### AIM
Your task is to copy every line of the records below that contains "这可说是自始祖鸟".

(Extracted records)
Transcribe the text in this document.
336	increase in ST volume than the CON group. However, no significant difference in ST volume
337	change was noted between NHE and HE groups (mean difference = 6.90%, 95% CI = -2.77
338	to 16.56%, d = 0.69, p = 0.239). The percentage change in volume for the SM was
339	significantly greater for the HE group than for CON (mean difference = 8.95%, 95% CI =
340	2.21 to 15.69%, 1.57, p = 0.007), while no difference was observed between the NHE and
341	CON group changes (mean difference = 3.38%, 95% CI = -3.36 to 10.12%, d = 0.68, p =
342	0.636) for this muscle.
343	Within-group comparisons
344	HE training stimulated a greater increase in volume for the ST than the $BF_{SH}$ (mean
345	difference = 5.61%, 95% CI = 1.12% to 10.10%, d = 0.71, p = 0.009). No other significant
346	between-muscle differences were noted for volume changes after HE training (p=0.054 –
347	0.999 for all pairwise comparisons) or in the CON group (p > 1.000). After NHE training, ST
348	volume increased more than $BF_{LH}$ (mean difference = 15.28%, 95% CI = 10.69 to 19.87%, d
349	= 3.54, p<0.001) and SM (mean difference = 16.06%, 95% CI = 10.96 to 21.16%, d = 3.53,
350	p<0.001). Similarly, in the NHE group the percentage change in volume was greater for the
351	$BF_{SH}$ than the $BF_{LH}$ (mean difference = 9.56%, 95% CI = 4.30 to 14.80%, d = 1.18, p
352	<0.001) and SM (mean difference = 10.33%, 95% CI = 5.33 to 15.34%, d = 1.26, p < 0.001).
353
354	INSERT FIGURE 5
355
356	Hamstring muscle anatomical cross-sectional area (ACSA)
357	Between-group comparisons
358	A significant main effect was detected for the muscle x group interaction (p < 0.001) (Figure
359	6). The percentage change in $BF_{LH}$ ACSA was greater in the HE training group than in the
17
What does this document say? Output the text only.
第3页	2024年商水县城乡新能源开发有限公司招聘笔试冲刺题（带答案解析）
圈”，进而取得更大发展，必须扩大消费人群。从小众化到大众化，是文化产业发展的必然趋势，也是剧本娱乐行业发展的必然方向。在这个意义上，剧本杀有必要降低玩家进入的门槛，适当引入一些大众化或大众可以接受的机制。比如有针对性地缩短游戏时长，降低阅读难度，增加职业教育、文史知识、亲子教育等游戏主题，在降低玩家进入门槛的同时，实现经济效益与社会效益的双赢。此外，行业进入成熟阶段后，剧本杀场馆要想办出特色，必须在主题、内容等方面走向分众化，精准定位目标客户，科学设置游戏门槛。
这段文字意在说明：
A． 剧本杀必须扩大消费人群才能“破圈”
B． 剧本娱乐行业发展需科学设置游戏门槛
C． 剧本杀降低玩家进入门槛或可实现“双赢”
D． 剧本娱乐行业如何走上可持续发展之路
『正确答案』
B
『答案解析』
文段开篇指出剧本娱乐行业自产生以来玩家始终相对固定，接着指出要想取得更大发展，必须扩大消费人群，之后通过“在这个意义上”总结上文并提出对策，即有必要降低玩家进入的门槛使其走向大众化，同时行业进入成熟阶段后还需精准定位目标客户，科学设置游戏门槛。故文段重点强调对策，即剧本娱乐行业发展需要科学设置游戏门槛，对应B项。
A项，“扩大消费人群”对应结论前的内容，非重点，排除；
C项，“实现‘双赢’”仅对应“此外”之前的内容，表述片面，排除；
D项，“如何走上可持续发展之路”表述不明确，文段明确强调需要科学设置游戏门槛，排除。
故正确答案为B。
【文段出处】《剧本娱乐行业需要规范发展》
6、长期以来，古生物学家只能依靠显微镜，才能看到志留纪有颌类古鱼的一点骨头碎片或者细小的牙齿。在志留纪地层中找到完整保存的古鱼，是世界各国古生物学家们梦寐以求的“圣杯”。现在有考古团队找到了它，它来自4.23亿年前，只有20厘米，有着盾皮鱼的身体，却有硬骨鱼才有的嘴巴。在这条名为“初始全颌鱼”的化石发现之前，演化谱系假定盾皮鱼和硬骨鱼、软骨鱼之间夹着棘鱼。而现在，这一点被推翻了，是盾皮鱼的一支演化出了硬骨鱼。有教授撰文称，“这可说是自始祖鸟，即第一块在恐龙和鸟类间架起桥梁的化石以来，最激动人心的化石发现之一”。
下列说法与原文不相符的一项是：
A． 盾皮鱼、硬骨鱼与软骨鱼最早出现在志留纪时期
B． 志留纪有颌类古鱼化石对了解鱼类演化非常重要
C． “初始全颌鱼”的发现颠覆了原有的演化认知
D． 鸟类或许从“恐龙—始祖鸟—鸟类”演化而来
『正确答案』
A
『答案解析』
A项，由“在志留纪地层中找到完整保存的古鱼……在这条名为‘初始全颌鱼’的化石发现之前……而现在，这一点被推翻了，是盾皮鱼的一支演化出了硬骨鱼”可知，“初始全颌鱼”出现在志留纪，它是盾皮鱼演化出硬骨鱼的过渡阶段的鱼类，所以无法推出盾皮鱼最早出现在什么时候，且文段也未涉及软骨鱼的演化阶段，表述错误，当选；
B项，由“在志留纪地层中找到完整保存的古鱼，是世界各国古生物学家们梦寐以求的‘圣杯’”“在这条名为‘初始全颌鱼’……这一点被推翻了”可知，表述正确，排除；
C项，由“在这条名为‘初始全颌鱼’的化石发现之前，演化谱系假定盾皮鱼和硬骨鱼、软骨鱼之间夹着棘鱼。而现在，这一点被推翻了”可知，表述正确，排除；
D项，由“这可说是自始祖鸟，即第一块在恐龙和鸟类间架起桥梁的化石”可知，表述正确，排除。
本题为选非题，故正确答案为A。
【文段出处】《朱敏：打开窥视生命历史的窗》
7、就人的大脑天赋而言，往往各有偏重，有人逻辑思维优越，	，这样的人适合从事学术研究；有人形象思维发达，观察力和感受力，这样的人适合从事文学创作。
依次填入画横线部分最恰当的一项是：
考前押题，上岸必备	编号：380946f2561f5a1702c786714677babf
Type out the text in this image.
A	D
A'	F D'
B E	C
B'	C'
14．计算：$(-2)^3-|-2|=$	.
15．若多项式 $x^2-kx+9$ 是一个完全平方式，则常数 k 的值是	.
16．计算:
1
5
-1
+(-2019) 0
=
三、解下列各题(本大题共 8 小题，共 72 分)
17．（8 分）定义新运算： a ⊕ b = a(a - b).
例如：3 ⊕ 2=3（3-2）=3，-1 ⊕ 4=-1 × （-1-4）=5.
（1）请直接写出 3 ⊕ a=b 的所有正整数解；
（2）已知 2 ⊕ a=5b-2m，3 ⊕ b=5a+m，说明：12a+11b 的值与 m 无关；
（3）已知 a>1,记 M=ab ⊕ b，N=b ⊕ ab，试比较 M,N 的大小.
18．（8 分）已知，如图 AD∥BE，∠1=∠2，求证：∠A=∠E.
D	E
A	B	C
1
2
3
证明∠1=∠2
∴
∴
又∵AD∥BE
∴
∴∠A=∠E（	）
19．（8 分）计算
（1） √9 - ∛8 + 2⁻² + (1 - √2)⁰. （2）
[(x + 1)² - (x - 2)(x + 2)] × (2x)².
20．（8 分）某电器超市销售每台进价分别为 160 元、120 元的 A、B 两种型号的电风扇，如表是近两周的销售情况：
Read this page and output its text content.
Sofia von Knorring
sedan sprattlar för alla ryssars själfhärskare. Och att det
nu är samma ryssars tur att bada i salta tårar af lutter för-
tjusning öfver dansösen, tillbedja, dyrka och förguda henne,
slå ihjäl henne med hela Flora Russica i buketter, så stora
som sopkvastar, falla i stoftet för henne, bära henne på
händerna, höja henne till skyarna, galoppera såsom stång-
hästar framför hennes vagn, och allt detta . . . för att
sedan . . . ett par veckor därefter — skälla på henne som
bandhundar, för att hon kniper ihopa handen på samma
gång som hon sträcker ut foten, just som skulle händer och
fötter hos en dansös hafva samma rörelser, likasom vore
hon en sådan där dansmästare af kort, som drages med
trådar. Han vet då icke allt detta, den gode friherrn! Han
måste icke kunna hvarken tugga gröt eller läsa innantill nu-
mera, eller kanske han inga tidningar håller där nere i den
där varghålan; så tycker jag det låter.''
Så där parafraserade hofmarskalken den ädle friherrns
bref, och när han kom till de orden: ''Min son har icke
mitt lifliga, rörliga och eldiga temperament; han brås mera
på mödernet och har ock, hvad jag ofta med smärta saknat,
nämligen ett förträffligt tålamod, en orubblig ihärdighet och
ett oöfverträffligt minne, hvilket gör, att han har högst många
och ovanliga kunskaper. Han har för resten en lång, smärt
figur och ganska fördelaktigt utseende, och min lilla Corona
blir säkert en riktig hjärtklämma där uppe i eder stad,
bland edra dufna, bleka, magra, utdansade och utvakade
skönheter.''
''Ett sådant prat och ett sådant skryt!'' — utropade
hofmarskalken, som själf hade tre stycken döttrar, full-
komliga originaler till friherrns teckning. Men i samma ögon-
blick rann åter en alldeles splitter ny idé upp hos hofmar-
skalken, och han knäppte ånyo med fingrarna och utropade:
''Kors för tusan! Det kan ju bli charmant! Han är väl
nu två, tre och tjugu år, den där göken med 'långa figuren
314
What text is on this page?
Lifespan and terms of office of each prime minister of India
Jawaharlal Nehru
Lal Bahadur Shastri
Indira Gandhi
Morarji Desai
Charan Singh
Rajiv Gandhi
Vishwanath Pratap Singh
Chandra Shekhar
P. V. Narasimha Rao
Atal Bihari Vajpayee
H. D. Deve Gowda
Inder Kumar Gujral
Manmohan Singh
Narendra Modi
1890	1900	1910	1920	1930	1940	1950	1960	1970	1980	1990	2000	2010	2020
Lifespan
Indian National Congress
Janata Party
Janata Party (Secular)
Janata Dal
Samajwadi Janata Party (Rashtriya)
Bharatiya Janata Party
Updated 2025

### RESULT FOR THIS TASK
6、长期以来，古生物学家只能依靠显微镜，才能看到志留纪有颌类古鱼的一点骨头碎片或者细小的牙齿。在志留纪地层中找到完整保存的古鱼，是世界各国古生物学家们梦寐以求的“圣杯”。现在有考古团队找到了它，它来自4.23亿年前，只有20厘米，有着盾皮鱼的身体，却有硬骨鱼才有的嘴巴。在这条名为“初始全颌鱼”的化石发现之前，演化谱系假定盾皮鱼和硬骨鱼、软骨鱼之间夹着棘鱼。而现在，这一点被推翻了，是盾皮鱼的一支演化出了硬骨鱼。有教授撰文称，“这可说是自始祖鸟，即第一块在恐龙和鸟类间架起桥梁的化石以来，最激动人心的化石发现之一”。
D项，由“这可说是自始祖鸟，即第一块在恐龙和鸟类间架起桥梁的化石”可知，表述正确，排除。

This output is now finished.